▸ **What you need to do**:
Check each line of the listing for the word "title" and report how many lines contain it, giving nothing but the number.

-- begin Material --

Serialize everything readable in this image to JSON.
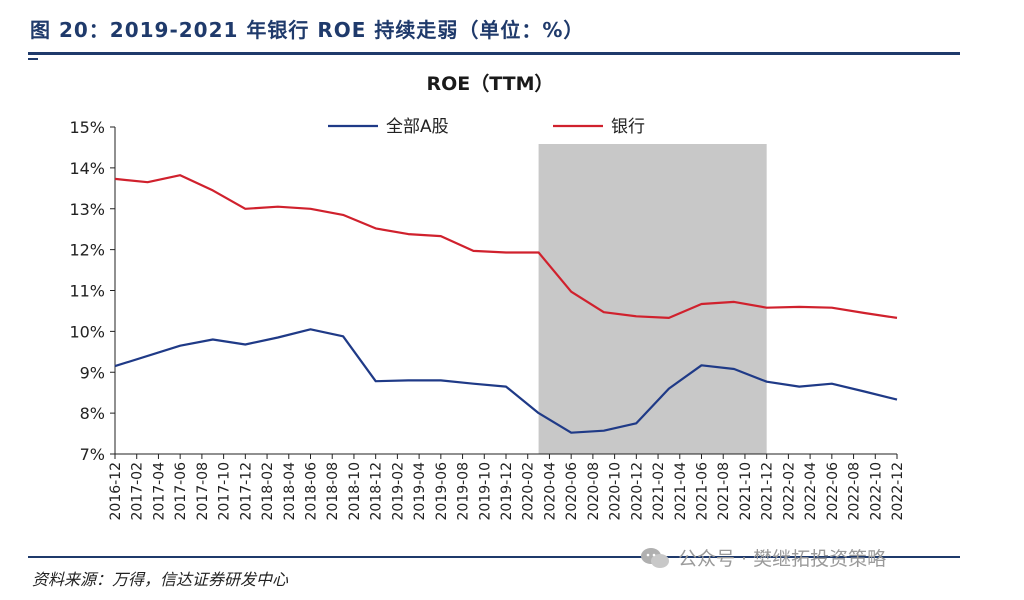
{
  "figure": {
    "title": "图 20：2019-2021 年银行 ROE 持续走弱（单位：%）",
    "source": "资料来源：万得，信达证券研发中心",
    "watermark": "公众号 · 樊继拓投资策略"
  },
  "chart_data": {
    "type": "line",
    "title": "ROE（TTM）",
    "xlabel": "",
    "ylabel": "",
    "ylim": [
      7,
      15
    ],
    "yticks": [
      "15%",
      "14%",
      "13%",
      "12%",
      "11%",
      "10%",
      "9%",
      "8%",
      "7%"
    ],
    "legend_position": "top",
    "shaded_region": [
      "2020-03",
      "2021-12"
    ],
    "categories": [
      "2016-12",
      "2017-02",
      "2017-04",
      "2017-06",
      "2017-08",
      "2017-10",
      "2017-12",
      "2018-02",
      "2018-04",
      "2018-06",
      "2018-08",
      "2018-10",
      "2018-12",
      "2019-02",
      "2019-04",
      "2019-06",
      "2019-08",
      "2019-10",
      "2019-12",
      "2020-02",
      "2020-04",
      "2020-06",
      "2020-08",
      "2020-10",
      "2020-12",
      "2021-02",
      "2021-04",
      "2021-06",
      "2021-08",
      "2021-10",
      "2021-12",
      "2022-02",
      "2022-04",
      "2022-06",
      "2022-08",
      "2022-10",
      "2022-12"
    ],
    "x_tick_labels": [
      "2016-12",
      "2017-02",
      "2017-04",
      "2017-06",
      "2017-08",
      "2017-10",
      "2017-12",
      "2018-02",
      "2018-04",
      "2018-06",
      "2018-08",
      "2018-10",
      "2018-12",
      "2019-02",
      "2019-04",
      "2019-06",
      "2019-08",
      "2019-10",
      "2019-12",
      "2020-02",
      "2020-04",
      "2020-06",
      "2020-08",
      "2020-10",
      "2020-12",
      "2021-02",
      "2021-04",
      "2021-06",
      "2021-08",
      "2021-10",
      "2021-12",
      "2022-02",
      "2022-04",
      "2022-06",
      "2022-08",
      "2022-10",
      "2022-12"
    ],
    "series": [
      {
        "name": "全部A股",
        "color": "#1f3a87",
        "points": [
          [
            "2016-12",
            9.15
          ],
          [
            "2017-06",
            9.65
          ],
          [
            "2017-09",
            9.8
          ],
          [
            "2017-12",
            9.68
          ],
          [
            "2018-03",
            9.85
          ],
          [
            "2018-06",
            10.05
          ],
          [
            "2018-09",
            9.88
          ],
          [
            "2018-12",
            8.78
          ],
          [
            "2019-03",
            8.8
          ],
          [
            "2019-06",
            8.8
          ],
          [
            "2019-09",
            8.72
          ],
          [
            "2019-12",
            8.65
          ],
          [
            "2020-03",
            8.0
          ],
          [
            "2020-06",
            7.52
          ],
          [
            "2020-09",
            7.57
          ],
          [
            "2020-12",
            7.75
          ],
          [
            "2021-03",
            8.6
          ],
          [
            "2021-06",
            9.17
          ],
          [
            "2021-09",
            9.08
          ],
          [
            "2021-12",
            8.77
          ],
          [
            "2022-03",
            8.65
          ],
          [
            "2022-06",
            8.72
          ],
          [
            "2022-09",
            8.53
          ],
          [
            "2022-12",
            8.33
          ]
        ]
      },
      {
        "name": "银行",
        "color": "#d0212d",
        "points": [
          [
            "2016-12",
            13.73
          ],
          [
            "2017-03",
            13.65
          ],
          [
            "2017-06",
            13.82
          ],
          [
            "2017-09",
            13.45
          ],
          [
            "2017-12",
            13.0
          ],
          [
            "2018-03",
            13.05
          ],
          [
            "2018-06",
            13.0
          ],
          [
            "2018-09",
            12.85
          ],
          [
            "2018-12",
            12.52
          ],
          [
            "2019-03",
            12.38
          ],
          [
            "2019-06",
            12.33
          ],
          [
            "2019-09",
            11.97
          ],
          [
            "2019-12",
            11.93
          ],
          [
            "2020-03",
            11.93
          ],
          [
            "2020-06",
            10.97
          ],
          [
            "2020-09",
            10.47
          ],
          [
            "2020-12",
            10.37
          ],
          [
            "2021-03",
            10.33
          ],
          [
            "2021-06",
            10.67
          ],
          [
            "2021-09",
            10.72
          ],
          [
            "2021-12",
            10.58
          ],
          [
            "2022-03",
            10.6
          ],
          [
            "2022-06",
            10.58
          ],
          [
            "2022-09",
            10.45
          ],
          [
            "2022-12",
            10.33
          ]
        ]
      }
    ]
  }
}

-- end Material --

▸ **Expected answer**:
2